--- Work to complete ---
The entries below should be quoted exactly, with no pictures carried over.
***** Provided material *****
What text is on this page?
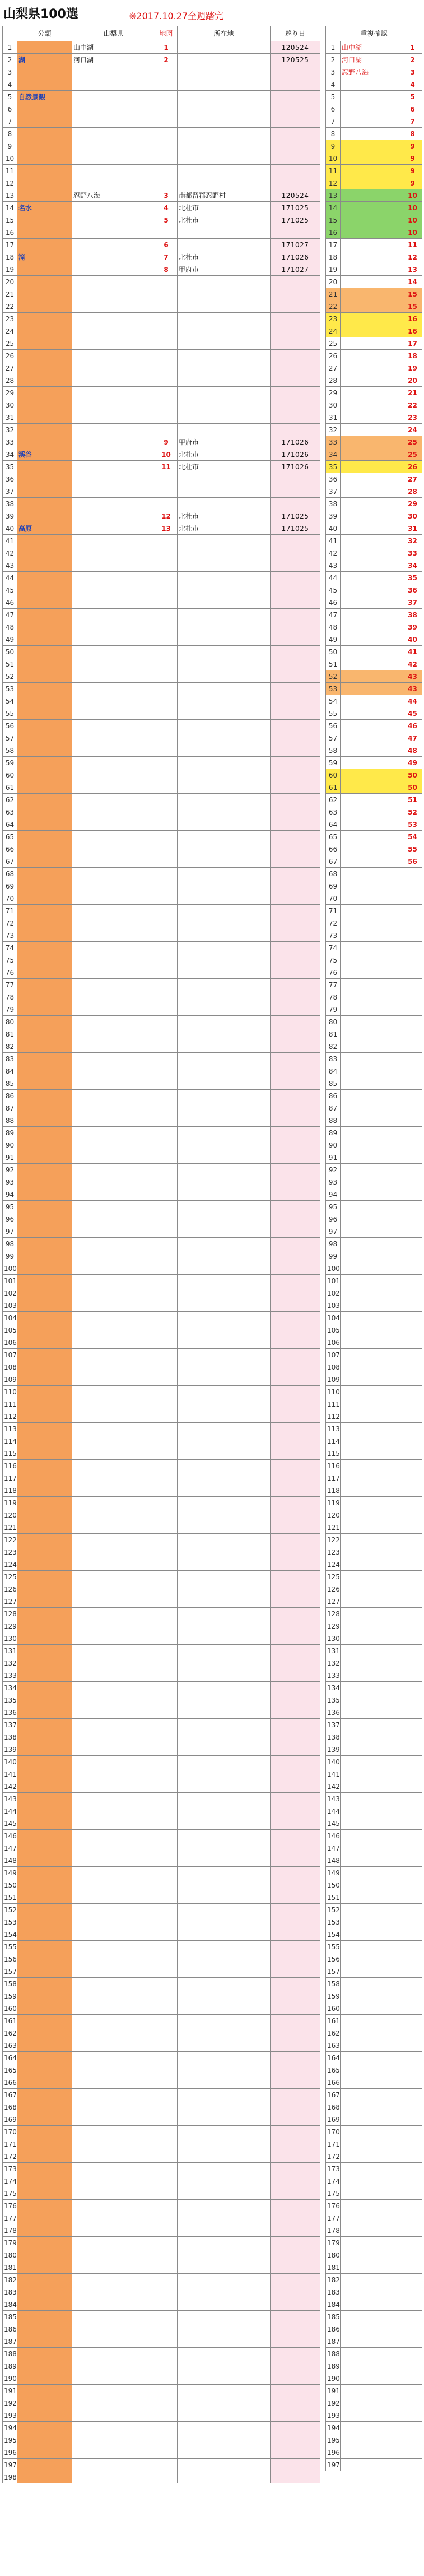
山梨県100選	※2017.10.27全週踏完
	分類	山梨県	地図	所在地	巡り日
1		山中湖	1		120524
2	湖	河口湖	2		120525
3					
4					
5	自然景観				
6					
7					
8					
9					
10					
11					
12					
13		忍野八海	3	南都留郡忍野村	120524
14	名水		4	北杜市	171025
15			5	北杜市	171025
16					
17			6		171027
18	滝		7	北杜市	171026
19			8	甲府市	171027
20					
21					
22					
23					
24					
25					
26					
27					
28					
29					
30					
31					
32					
33			9	甲府市	171026
34	渓谷		10	北杜市	171026
35			11	北杜市	171026
36					
37					
38					
39			12	北杜市	171025
40	高原		13	北杜市	171025
41					
42					
43					
44					
45					
46					
47					
48					
49					
50					
51					
52					
53					
54					
55					
56					
57					
58					
59					
60					
61					
62					
63					
64					
65					
66					
67					
68					
69					
70					
71					
72					
73					
74					
75					
76					
77					
78					
79					
80					
81					
82					
83					
84					
85					
86					
87					
88					
89					
90					
91					
92					
93					
94					
95					
96					
97					
98					
99					
100					
101					
102					
103					
104					
105					
106					
107					
108					
109					
110					
111					
112					
113					
114					
115					
116					
117					
118					
119					
120					
121					
122					
123					
124					
125					
126					
127					
128					
129					
130					
131					
132					
133					
134					
135					
136					
137					
138					
139					
140					
141					
142					
143					
144					
145					
146					
147					
148					
149					
150					
151					
152					
153					
154					
155					
156					
157					
158					
159					
160					
161					
162					
163					
164					
165					
166					
167					
168					
169					
170					
171					
172					
173					
174					
175					
176					
177					
178					
179					
180					
181					
182					
183					
184					
185					
186					
187					
188					
189					
190					
191					
192					
193					
194					
195					
196					
197					
198					
重複確認		
1	山中湖	1
2	河口湖	2
3	忍野八海	3
4		4
5		5
6		6
7		7
8		8
9		9
10		9
11		9
12		9
13		10
14		10
15		10
16		10
17		11
18		12
19		13
20		14
21		15
22		15
23		16
24		16
25		17
26		18
27		19
28		20
29		21
30		22
31		23
32		24
33		25
34		25
35		26
36		27
37		28
38		29
39		30
40		31
41		32
42		33
43		34
44		35
45		36
46		37
47		38
48		39
49		40
50		41
51		42
52		43
53		43
54		44
55		45
56		46
57		47
58		48
59		49
60		50
61		50
62		51
63		52
64		53
65		54
66		55
67		56
68		
69		
70		
71		
72		
73		
74		
75		
76		
77		
78		
79		
80		
81		
82		
83		
84		
85		
86		
87		
88		
89		
90		
91		
92		
93		
94		
95		
96		
97		
98		
99		
100		
101		
102		
103		
104		
105		
106		
107		
108		
109		
110		
111		
112		
113		
114		
115		
116		
117		
118		
119		
120		
121		
122		
123		
124		
125		
126		
127		
128		
129		
130		
131		
132		
133		
134		
135		
136		
137		
138		
139		
140		
141		
142		
143		
144		
145		
146		
147		
148		
149		
150		
151		
152		
153		
154		
155		
156		
157		
158		
159		
160		
161		
162		
163		
164		
165		
166		
167		
168		
169		
170		
171		
172		
173		
174		
175		
176		
177		
178		
179		
180		
181		
182		
183		
184		
185		
186		
187		
188		
189		
190		
191		
192		
193		
194		
195		
196		
197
*****
--- Answer to the exercise ---
What text is on this page?
山梨県100選	※2017.10.27全週踏完
	分類	山梨県	地図	所在地	巡り日
1		山中湖	1		120524
2	湖	河口湖	2		120525
3					
4					
5	自然景観				
6					
7					
8					
9					
10					
11					
12					
13		忍野八海	3	南都留郡忍野村	120524
14	名水		4	北杜市	171025
15			5	北杜市	171025
16					
17			6		171027
18	滝		7	北杜市	171026
19			8	甲府市	171027
20					
21					
22					
23					
24					
25					
26					
27					
28					
29					
30					
31					
32					
33			9	甲府市	171026
34	渓谷		10	北杜市	171026
35			11	北杜市	171026
36					
37					
38					
39			12	北杜市	171025
40	高原		13	北杜市	171025
41					
42					
43					
44					
45					
46					
47					
48					
49					
50					
51					
52					
53					
54					
55					
56					
57					
58					
59					
60					
61					
62					
63					
64					
65					
66					
67					
68					
69					
70					
71					
72					
73					
74					
75					
76					
77					
78					
79					
80					
81					
82					
83					
84					
85					
86					
87					
88					
89					
90					
91					
92					
93					
94					
95					
96					
97					
98					
99					
100					
101					
102					
103					
104					
105					
106					
107					
108					
109					
110					
111					
112					
113					
114					
115					
116					
117					
118					
119					
120					
121					
122					
123					
124					
125					
126					
127					
128					
129					
130					
131					
132					
133					
134					
135					
136					
137					
138					
139					
140					
141					
142					
143					
144					
145					
146					
147					
148					
149					
150					
151					
152					
153					
154					
155					
156					
157					
158					
159					
160					
161					
162					
163					
164					
165					
166					
167					
168					
169					
170					
171					
172					
173					
174					
175					
176					
177					
178					
179					
180					
181					
182					
183					
184					
185					
186					
187					
188					
189					
190					
191					
192					
193					
194					
195					
196					
197					
198					
重複確認		
1	山中湖	1
2	河口湖	2
3	忍野八海	3
4		4
5		5
6		6
7		7
8		8
9		9
10		9
11		9
12		9
13		10
14		10
15		10
16		10
17		11
18		12
19		13
20		14
21		15
22		15
23		16
24		16
25		17
26		18
27		19
28		20
29		21
30		22
31		23
32		24
33		25
34		25
35		26
36		27
37		28
38		29
39		30
40		31
41		32
42		33
43		34
44		35
45		36
46		37
47		38
48		39
49		40
50		41
51		42
52		43
53		43
54		44
55		45
56		46
57		47
58		48
59		49
60		50
61		50
62		51
63		52
64		53
65		54
66		55
67		56
68		
69		
70		
71		
72		
73		
74		
75		
76		
77		
78		
79		
80		
81		
82		
83		
84		
85		
86		
87		
88		
89		
90		
91		
92		
93		
94		
95		
96		
97		
98		
99		
100		
101		
102		
103		
104		
105		
106		
107		
108		
109		
110		
111		
112		
113		
114		
115		
116		
117		
118		
119		
120		
121		
122		
123		
124		
125		
126		
127		
128		
129		
130		
131		
132		
133		
134		
135		
136		
137		
138		
139		
140		
141		
142		
143		
144		
145		
146		
147		
148		
149		
150		
151		
152		
153		
154		
155		
156		
157		
158		
159		
160		
161		
162		
163		
164		
165		
166		
167		
168		
169		
170		
171		
172		
173		
174		
175		
176		
177		
178		
179		
180		
181		
182		
183		
184		
185		
186		
187		
188		
189		
190		
191		
192		
193		
194		
195		
196		
197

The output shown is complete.